Tekst:
Nu kan Amber niet meer op deze fiets fietsen!
We zullen een andere fiets moeten aanschaffen
Dat is op zich trouwens ook weer niet zo'n ramp
Ze was misschien best ook wel toe aan een nieuwe fiets
In een volgend fragment rijd ik in de buurt van de Hogeschool Drenthe
Ik wil zo snel mogelijk fiets en auto thuis dumpen, en dan terug naar docent en studenten
Dat gaat mij nu ook wel lukken
Het gaat nu heel snel
Wel voel ik mij bezwaard, dat ik de anderen niet uitgezwaaid heb
Ze zullen het wel begrijpen, maar het is niets voor mij
Het staat zo onpersoonlijk


woensdag 8 januari 2014

Fiets

Ik fiets op de Bovendijk, vlakbij ons ouderlijk huis.
De bovendijk stond voor mij altijd bekend als 'hoog', terwijl dat hoger best meevalt.
De dijk ligt net iets hoger dan de Heulweg.
In de droom voel ik mij ook 'hoog'.
Ik fiets op de herenfiets, en die is sowieso hoger dan de andere fietsen (gebouwd op Hessels maat).
Onderweg verstel ik het stuur en de zitting regelmatig.
Dat kan blijkbaar tijdens het fietsen, en ik blijf gewoon heel stabiel op de weg.

Gegevensregels:

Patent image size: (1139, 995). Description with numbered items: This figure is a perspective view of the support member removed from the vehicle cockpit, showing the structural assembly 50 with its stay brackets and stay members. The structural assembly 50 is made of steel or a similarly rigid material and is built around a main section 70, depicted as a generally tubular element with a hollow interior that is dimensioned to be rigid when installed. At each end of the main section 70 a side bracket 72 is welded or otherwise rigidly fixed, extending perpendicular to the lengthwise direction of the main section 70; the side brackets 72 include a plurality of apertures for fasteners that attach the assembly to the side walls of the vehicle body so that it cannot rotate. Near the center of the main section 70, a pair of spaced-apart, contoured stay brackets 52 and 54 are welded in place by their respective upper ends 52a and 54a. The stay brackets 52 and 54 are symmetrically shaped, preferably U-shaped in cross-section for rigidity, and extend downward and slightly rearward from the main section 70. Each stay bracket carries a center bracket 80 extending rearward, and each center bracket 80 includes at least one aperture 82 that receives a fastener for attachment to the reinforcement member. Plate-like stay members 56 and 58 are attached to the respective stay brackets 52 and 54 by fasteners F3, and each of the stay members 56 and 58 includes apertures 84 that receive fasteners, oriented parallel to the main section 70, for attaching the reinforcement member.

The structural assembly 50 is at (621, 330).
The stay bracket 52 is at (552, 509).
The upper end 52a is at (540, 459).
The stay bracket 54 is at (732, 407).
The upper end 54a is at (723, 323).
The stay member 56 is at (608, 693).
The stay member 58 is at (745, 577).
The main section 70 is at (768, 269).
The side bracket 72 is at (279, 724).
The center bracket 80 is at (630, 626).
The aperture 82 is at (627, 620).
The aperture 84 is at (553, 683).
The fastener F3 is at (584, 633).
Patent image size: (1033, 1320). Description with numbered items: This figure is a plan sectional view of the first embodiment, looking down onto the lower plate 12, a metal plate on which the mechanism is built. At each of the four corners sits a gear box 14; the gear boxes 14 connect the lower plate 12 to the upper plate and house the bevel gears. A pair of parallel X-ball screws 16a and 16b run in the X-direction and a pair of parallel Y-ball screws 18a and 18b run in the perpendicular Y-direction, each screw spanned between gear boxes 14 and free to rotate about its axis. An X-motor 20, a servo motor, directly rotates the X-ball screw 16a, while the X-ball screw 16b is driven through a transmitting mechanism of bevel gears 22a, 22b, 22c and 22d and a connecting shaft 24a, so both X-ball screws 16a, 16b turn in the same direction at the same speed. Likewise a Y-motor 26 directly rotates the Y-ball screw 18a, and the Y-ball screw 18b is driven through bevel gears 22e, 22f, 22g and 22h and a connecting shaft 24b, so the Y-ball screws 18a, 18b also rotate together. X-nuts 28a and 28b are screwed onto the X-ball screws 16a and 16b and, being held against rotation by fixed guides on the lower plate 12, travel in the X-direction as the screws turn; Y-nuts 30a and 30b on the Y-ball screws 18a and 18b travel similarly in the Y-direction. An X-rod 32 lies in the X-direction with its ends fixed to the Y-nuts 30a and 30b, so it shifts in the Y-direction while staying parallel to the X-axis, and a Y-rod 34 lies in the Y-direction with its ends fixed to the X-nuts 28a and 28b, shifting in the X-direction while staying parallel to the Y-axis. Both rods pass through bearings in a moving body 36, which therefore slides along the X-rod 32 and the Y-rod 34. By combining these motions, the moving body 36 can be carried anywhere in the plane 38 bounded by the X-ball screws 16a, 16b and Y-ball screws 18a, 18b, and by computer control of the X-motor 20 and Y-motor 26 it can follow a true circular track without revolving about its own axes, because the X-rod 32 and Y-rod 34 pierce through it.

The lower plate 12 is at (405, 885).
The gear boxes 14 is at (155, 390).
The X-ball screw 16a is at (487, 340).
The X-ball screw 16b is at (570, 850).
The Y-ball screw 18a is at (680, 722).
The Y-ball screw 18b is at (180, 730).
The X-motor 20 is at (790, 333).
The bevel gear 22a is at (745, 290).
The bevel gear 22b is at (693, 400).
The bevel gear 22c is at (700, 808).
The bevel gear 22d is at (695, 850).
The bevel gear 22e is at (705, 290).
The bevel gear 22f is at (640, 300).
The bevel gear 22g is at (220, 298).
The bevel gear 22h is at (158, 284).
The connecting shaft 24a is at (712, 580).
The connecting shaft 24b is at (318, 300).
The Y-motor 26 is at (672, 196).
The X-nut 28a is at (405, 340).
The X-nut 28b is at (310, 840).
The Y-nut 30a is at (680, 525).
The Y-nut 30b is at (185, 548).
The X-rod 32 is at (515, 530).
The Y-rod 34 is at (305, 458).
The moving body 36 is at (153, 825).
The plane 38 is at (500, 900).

Opdracht:
Herschrijf de alinea uit de tekst die begint met "Ik fiets op de Bovendijk" als een beknopte opsomming en behoud daarbij de belangrijkste feiten. Baseer u uitsluitend op de tekst.

Resultaat:
- Ik fiets op de Bovendijk, vlak bij het ouderlijk huis.
- De dijk gold voor mij altijd als 'hoog', maar ligt slechts net iets hoger dan de Heulweg.
- In de droom voel ik mij ook 'hoog'.
- Ik rijd op de herenfiets, die hoger is dan de andere fietsen (gebouwd op Hessels maat).
- Onderweg verstel ik regelmatig het stuur en de zitting, en ik blijf daarbij stabiel op de weg.